**TASK GOAL**:
Find each line with "Quoting" and copy it.

**SOURCE MATERIAL**:
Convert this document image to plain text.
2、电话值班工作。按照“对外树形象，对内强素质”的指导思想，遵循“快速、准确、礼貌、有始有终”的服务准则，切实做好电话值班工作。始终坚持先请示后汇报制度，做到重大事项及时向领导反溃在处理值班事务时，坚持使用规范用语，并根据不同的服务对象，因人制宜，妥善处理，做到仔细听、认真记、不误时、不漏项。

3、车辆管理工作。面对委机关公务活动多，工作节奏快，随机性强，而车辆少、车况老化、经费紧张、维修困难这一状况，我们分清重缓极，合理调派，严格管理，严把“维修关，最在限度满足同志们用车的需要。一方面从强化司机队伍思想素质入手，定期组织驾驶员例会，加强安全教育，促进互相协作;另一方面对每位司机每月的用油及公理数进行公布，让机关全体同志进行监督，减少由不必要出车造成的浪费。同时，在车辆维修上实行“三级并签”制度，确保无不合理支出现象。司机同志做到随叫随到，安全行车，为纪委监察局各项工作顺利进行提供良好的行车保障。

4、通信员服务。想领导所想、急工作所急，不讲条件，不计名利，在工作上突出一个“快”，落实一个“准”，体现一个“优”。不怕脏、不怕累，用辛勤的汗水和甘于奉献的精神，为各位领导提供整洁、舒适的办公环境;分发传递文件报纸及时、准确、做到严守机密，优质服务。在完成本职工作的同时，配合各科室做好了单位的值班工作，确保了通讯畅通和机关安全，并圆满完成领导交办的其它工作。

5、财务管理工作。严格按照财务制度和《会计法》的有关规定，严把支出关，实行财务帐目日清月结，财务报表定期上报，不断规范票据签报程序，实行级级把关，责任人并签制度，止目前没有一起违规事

==

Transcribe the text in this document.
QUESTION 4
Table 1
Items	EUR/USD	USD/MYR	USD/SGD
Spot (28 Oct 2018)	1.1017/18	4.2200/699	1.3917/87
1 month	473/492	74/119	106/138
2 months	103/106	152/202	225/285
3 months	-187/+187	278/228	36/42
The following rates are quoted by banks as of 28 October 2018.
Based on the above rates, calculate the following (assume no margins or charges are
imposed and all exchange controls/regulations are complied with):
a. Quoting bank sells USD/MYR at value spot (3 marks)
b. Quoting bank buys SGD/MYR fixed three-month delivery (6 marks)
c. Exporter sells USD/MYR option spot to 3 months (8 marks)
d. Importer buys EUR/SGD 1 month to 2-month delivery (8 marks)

**EXPECTED ANSWER**:
a. Quoting bank sells USD/MYR at value spot (3 marks)
b. Quoting bank buys SGD/MYR fixed three-month delivery (6 marks)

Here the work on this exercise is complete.